• _The exercise_:
Print all the data, keeping every line exactly as it is.

• _Recorded information_:
+++
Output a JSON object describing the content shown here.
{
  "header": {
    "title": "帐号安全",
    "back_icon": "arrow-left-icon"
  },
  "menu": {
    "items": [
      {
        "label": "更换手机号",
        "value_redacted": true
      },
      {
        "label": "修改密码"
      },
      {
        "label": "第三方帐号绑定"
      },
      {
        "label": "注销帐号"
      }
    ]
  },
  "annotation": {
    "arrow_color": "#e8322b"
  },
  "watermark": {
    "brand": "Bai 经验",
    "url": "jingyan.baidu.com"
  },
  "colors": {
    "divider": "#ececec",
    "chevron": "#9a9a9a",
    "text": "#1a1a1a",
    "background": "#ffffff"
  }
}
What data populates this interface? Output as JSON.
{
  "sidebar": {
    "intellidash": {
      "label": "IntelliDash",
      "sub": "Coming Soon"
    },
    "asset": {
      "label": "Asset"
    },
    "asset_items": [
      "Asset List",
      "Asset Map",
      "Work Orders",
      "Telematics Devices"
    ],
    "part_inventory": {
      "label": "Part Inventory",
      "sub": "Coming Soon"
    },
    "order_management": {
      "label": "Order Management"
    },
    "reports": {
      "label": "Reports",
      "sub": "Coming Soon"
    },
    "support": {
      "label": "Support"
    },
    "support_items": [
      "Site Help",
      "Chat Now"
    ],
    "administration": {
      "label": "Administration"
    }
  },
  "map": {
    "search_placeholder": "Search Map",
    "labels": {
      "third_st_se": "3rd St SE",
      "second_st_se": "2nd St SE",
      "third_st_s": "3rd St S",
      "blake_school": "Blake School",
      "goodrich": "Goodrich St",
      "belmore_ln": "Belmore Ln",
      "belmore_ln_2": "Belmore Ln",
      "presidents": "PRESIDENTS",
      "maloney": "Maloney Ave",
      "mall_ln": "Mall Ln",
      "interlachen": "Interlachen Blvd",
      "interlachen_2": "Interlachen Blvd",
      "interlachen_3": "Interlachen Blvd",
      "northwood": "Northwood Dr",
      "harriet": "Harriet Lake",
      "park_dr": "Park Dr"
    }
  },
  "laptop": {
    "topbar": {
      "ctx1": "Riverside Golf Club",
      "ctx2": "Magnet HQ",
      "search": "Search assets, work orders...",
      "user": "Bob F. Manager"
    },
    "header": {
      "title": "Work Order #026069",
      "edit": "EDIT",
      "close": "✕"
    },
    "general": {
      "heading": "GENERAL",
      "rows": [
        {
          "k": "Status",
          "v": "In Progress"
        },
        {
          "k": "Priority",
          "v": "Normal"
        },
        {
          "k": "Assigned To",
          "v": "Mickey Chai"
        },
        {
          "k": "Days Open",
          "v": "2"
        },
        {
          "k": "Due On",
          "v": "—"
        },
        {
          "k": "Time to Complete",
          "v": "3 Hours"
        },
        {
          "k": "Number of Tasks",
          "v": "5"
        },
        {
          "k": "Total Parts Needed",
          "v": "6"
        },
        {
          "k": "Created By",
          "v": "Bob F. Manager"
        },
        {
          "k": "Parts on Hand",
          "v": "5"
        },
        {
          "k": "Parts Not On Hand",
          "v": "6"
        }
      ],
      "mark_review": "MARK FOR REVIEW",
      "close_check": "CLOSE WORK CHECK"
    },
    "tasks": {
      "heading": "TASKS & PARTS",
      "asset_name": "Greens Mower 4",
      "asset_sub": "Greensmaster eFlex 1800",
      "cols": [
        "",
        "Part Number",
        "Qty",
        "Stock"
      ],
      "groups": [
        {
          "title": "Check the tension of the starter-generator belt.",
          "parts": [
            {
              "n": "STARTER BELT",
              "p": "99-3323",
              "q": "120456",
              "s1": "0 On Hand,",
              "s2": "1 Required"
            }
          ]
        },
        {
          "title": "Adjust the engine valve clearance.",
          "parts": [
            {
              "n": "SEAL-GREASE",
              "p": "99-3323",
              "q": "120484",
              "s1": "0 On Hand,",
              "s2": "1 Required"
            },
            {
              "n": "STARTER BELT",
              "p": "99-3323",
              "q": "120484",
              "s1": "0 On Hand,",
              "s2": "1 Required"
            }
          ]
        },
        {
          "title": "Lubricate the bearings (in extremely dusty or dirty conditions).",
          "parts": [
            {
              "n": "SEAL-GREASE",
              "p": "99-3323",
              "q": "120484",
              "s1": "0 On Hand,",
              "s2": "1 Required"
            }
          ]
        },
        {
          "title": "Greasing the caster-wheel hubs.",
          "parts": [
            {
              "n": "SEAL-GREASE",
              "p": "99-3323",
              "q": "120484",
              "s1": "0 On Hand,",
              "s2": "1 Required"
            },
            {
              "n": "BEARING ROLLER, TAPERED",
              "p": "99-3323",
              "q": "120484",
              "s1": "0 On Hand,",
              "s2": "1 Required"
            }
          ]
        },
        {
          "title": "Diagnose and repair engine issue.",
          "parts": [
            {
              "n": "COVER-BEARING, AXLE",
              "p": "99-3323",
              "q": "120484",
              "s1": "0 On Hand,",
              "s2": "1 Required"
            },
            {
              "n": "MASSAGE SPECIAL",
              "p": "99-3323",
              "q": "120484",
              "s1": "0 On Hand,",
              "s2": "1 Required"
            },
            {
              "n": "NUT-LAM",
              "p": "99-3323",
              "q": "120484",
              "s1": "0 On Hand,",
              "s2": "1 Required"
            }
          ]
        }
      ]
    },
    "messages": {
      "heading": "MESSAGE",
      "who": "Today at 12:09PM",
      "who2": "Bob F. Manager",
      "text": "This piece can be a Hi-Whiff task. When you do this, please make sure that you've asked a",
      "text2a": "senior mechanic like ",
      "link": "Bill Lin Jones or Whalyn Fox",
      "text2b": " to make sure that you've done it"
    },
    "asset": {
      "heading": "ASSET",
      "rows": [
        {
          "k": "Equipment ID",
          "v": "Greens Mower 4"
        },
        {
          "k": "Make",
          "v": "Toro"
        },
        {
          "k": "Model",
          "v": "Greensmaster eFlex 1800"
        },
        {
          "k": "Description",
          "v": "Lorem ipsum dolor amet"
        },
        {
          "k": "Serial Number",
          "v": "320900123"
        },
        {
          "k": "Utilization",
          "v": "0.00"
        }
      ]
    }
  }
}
+++
• _Result below_:
Output a JSON object describing the content shown here.
{
  "header": {
    "title": "帐号安全",
    "back_icon": "arrow-left-icon"
  },
  "menu": {
    "items": [
      {
        "label": "更换手机号",
        "value_redacted": true
      },
      {
        "label": "修改密码"
      },
      {
        "label": "第三方帐号绑定"
      },
      {
        "label": "注销帐号"
      }
    ]
  },
  "annotation": {
    "arrow_color": "#e8322b"
  },
  "watermark": {
    "brand": "Bai 经验",
    "url": "jingyan.baidu.com"
  },
  "colors": {
    "divider": "#ececec",
    "chevron": "#9a9a9a",
    "text": "#1a1a1a",
    "background": "#ffffff"
  }
}
What data populates this interface? Output as JSON.
{
  "sidebar": {
    "intellidash": {
      "label": "IntelliDash",
      "sub": "Coming Soon"
    },
    "asset": {
      "label": "Asset"
    },
    "asset_items": [
      "Asset List",
      "Asset Map",
      "Work Orders",
      "Telematics Devices"
    ],
    "part_inventory": {
      "label": "Part Inventory",
      "sub": "Coming Soon"
    },
    "order_management": {
      "label": "Order Management"
    },
    "reports": {
      "label": "Reports",
      "sub": "Coming Soon"
    },
    "support": {
      "label": "Support"
    },
    "support_items": [
      "Site Help",
      "Chat Now"
    ],
    "administration": {
      "label": "Administration"
    }
  },
  "map": {
    "search_placeholder": "Search Map",
    "labels": {
      "third_st_se": "3rd St SE",
      "second_st_se": "2nd St SE",
      "third_st_s": "3rd St S",
      "blake_school": "Blake School",
      "goodrich": "Goodrich St",
      "belmore_ln": "Belmore Ln",
      "belmore_ln_2": "Belmore Ln",
      "presidents": "PRESIDENTS",
      "maloney": "Maloney Ave",
      "mall_ln": "Mall Ln",
      "interlachen": "Interlachen Blvd",
      "interlachen_2": "Interlachen Blvd",
      "interlachen_3": "Interlachen Blvd",
      "northwood": "Northwood Dr",
      "harriet": "Harriet Lake",
      "park_dr": "Park Dr"
    }
  },
  "laptop": {
    "topbar": {
      "ctx1": "Riverside Golf Club",
      "ctx2": "Magnet HQ",
      "search": "Search assets, work orders...",
      "user": "Bob F. Manager"
    },
    "header": {
      "title": "Work Order #026069",
      "edit": "EDIT",
      "close": "✕"
    },
    "general": {
      "heading": "GENERAL",
      "rows": [
        {
          "k": "Status",
          "v": "In Progress"
        },
        {
          "k": "Priority",
          "v": "Normal"
        },
        {
          "k": "Assigned To",
          "v": "Mickey Chai"
        },
        {
          "k": "Days Open",
          "v": "2"
        },
        {
          "k": "Due On",
          "v": "—"
        },
        {
          "k": "Time to Complete",
          "v": "3 Hours"
        },
        {
          "k": "Number of Tasks",
          "v": "5"
        },
        {
          "k": "Total Parts Needed",
          "v": "6"
        },
        {
          "k": "Created By",
          "v": "Bob F. Manager"
        },
        {
          "k": "Parts on Hand",
          "v": "5"
        },
        {
          "k": "Parts Not On Hand",
          "v": "6"
        }
      ],
      "mark_review": "MARK FOR REVIEW",
      "close_check": "CLOSE WORK CHECK"
    },
    "tasks": {
      "heading": "TASKS & PARTS",
      "asset_name": "Greens Mower 4",
      "asset_sub": "Greensmaster eFlex 1800",
      "cols": [
        "",
        "Part Number",
        "Qty",
        "Stock"
      ],
      "groups": [
        {
          "title": "Check the tension of the starter-generator belt.",
          "parts": [
            {
              "n": "STARTER BELT",
              "p": "99-3323",
              "q": "120456",
              "s1": "0 On Hand,",
              "s2": "1 Required"
            }
          ]
        },
        {
          "title": "Adjust the engine valve clearance.",
          "parts": [
            {
              "n": "SEAL-GREASE",
              "p": "99-3323",
              "q": "120484",
              "s1": "0 On Hand,",
              "s2": "1 Required"
            },
            {
              "n": "STARTER BELT",
              "p": "99-3323",
              "q": "120484",
              "s1": "0 On Hand,",
              "s2": "1 Required"
            }
          ]
        },
        {
          "title": "Lubricate the bearings (in extremely dusty or dirty conditions).",
          "parts": [
            {
              "n": "SEAL-GREASE",
              "p": "99-3323",
              "q": "120484",
              "s1": "0 On Hand,",
              "s2": "1 Required"
            }
          ]
        },
        {
          "title": "Greasing the caster-wheel hubs.",
          "parts": [
            {
              "n": "SEAL-GREASE",
              "p": "99-3323",
              "q": "120484",
              "s1": "0 On Hand,",
              "s2": "1 Required"
            },
            {
              "n": "BEARING ROLLER, TAPERED",
              "p": "99-3323",
              "q": "120484",
              "s1": "0 On Hand,",
              "s2": "1 Required"
            }
          ]
        },
        {
          "title": "Diagnose and repair engine issue.",
          "parts": [
            {
              "n": "COVER-BEARING, AXLE",
              "p": "99-3323",
              "q": "120484",
              "s1": "0 On Hand,",
              "s2": "1 Required"
            },
            {
              "n": "MASSAGE SPECIAL",
              "p": "99-3323",
              "q": "120484",
              "s1": "0 On Hand,",
              "s2": "1 Required"
            },
            {
              "n": "NUT-LAM",
              "p": "99-3323",
              "q": "120484",
              "s1": "0 On Hand,",
              "s2": "1 Required"
            }
          ]
        }
      ]
    },
    "messages": {
      "heading": "MESSAGE",
      "who": "Today at 12:09PM",
      "who2": "Bob F. Manager",
      "text": "This piece can be a Hi-Whiff task. When you do this, please make sure that you've asked a",
      "text2a": "senior mechanic like ",
      "link": "Bill Lin Jones or Whalyn Fox",
      "text2b": " to make sure that you've done it"
    },
    "asset": {
      "heading": "ASSET",
      "rows": [
        {
          "k": "Equipment ID",
          "v": "Greens Mower 4"
        },
        {
          "k": "Make",
          "v": "Toro"
        },
        {
          "k": "Model",
          "v": "Greensmaster eFlex 1800"
        },
        {
          "k": "Description",
          "v": "Lorem ipsum dolor amet"
        },
        {
          "k": "Serial Number",
          "v": "320900123"
        },
        {
          "k": "Utilization",
          "v": "0.00"
        }
      ]
    }
  }
}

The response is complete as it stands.